_SET PROBLEM:_ Copy out every record below with complete accuracy.

····················

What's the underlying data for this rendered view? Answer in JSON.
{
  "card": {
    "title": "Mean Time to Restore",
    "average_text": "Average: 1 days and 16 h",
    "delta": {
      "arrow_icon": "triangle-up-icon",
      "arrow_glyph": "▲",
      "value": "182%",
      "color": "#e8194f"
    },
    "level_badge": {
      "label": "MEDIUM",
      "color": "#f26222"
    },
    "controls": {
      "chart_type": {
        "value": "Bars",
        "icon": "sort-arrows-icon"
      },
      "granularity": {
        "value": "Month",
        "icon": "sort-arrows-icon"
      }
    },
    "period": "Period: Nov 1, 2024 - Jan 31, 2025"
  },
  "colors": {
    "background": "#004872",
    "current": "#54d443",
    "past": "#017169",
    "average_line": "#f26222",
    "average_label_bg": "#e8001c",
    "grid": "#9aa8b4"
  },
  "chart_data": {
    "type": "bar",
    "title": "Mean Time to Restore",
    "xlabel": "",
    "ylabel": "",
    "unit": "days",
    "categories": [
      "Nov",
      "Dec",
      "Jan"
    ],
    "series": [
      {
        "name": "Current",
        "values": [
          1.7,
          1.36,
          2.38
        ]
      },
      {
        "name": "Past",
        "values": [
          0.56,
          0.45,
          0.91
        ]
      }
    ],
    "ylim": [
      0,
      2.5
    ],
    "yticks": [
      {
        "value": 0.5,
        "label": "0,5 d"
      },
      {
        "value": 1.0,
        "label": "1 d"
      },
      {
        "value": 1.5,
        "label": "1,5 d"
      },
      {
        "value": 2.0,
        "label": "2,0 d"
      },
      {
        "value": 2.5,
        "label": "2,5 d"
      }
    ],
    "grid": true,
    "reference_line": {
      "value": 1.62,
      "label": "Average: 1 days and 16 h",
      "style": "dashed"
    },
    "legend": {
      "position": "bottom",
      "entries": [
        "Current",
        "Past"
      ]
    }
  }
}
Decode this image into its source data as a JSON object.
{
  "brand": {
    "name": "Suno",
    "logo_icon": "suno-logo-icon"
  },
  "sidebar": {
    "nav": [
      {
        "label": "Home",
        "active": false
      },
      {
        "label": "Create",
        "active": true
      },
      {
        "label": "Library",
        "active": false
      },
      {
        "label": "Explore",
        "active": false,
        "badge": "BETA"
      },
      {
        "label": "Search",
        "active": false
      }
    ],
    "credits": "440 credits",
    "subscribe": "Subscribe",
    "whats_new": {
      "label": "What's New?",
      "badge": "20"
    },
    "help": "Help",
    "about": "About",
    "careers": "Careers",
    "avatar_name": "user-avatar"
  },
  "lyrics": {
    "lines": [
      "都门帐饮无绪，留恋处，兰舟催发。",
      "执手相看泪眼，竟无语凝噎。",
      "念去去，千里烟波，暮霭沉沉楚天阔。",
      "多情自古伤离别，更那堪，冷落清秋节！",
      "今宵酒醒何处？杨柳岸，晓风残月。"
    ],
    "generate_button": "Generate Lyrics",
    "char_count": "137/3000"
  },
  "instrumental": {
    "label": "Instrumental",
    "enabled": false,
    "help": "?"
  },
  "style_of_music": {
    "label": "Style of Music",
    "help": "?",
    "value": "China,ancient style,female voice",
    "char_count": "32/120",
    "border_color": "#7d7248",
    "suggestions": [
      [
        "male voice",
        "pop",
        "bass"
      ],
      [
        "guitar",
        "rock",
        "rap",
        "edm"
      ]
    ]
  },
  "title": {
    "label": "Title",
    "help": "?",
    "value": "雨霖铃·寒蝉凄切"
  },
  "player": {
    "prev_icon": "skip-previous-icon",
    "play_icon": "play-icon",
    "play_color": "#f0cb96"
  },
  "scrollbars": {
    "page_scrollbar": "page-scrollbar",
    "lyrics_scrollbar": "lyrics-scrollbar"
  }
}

····················

_RESULT OF THE EXERCISE:_
What's the underlying data for this rendered view? Answer in JSON.
{
  "card": {
    "title": "Mean Time to Restore",
    "average_text": "Average: 1 days and 16 h",
    "delta": {
      "arrow_icon": "triangle-up-icon",
      "arrow_glyph": "▲",
      "value": "182%",
      "color": "#e8194f"
    },
    "level_badge": {
      "label": "MEDIUM",
      "color": "#f26222"
    },
    "controls": {
      "chart_type": {
        "value": "Bars",
        "icon": "sort-arrows-icon"
      },
      "granularity": {
        "value": "Month",
        "icon": "sort-arrows-icon"
      }
    },
    "period": "Period: Nov 1, 2024 - Jan 31, 2025"
  },
  "colors": {
    "background": "#004872",
    "current": "#54d443",
    "past": "#017169",
    "average_line": "#f26222",
    "average_label_bg": "#e8001c",
    "grid": "#9aa8b4"
  },
  "chart_data": {
    "type": "bar",
    "title": "Mean Time to Restore",
    "xlabel": "",
    "ylabel": "",
    "unit": "days",
    "categories": [
      "Nov",
      "Dec",
      "Jan"
    ],
    "series": [
      {
        "name": "Current",
        "values": [
          1.7,
          1.36,
          2.38
        ]
      },
      {
        "name": "Past",
        "values": [
          0.56,
          0.45,
          0.91
        ]
      }
    ],
    "ylim": [
      0,
      2.5
    ],
    "yticks": [
      {
        "value": 0.5,
        "label": "0,5 d"
      },
      {
        "value": 1.0,
        "label": "1 d"
      },
      {
        "value": 1.5,
        "label": "1,5 d"
      },
      {
        "value": 2.0,
        "label": "2,0 d"
      },
      {
        "value": 2.5,
        "label": "2,5 d"
      }
    ],
    "grid": true,
    "reference_line": {
      "value": 1.62,
      "label": "Average: 1 days and 16 h",
      "style": "dashed"
    },
    "legend": {
      "position": "bottom",
      "entries": [
        "Current",
        "Past"
      ]
    }
  }
}
Decode this image into its source data as a JSON object.
{
  "brand": {
    "name": "Suno",
    "logo_icon": "suno-logo-icon"
  },
  "sidebar": {
    "nav": [
      {
        "label": "Home",
        "active": false
      },
      {
        "label": "Create",
        "active": true
      },
      {
        "label": "Library",
        "active": false
      },
      {
        "label": "Explore",
        "active": false,
        "badge": "BETA"
      },
      {
        "label": "Search",
        "active": false
      }
    ],
    "credits": "440 credits",
    "subscribe": "Subscribe",
    "whats_new": {
      "label": "What's New?",
      "badge": "20"
    },
    "help": "Help",
    "about": "About",
    "careers": "Careers",
    "avatar_name": "user-avatar"
  },
  "lyrics": {
    "lines": [
      "都门帐饮无绪，留恋处，兰舟催发。",
      "执手相看泪眼，竟无语凝噎。",
      "念去去，千里烟波，暮霭沉沉楚天阔。",
      "多情自古伤离别，更那堪，冷落清秋节！",
      "今宵酒醒何处？杨柳岸，晓风残月。"
    ],
    "generate_button": "Generate Lyrics",
    "char_count": "137/3000"
  },
  "instrumental": {
    "label": "Instrumental",
    "enabled": false,
    "help": "?"
  },
  "style_of_music": {
    "label": "Style of Music",
    "help": "?",
    "value": "China,ancient style,female voice",
    "char_count": "32/120",
    "border_color": "#7d7248",
    "suggestions": [
      [
        "male voice",
        "pop",
        "bass"
      ],
      [
        "guitar",
        "rock",
        "rap",
        "edm"
      ]
    ]
  },
  "title": {
    "label": "Title",
    "help": "?",
    "value": "雨霖铃·寒蝉凄切"
  },
  "player": {
    "prev_icon": "skip-previous-icon",
    "play_icon": "play-icon",
    "play_color": "#f0cb96"
  },
  "scrollbars": {
    "page_scrollbar": "page-scrollbar",
    "lyrics_scrollbar": "lyrics-scrollbar"
  }
}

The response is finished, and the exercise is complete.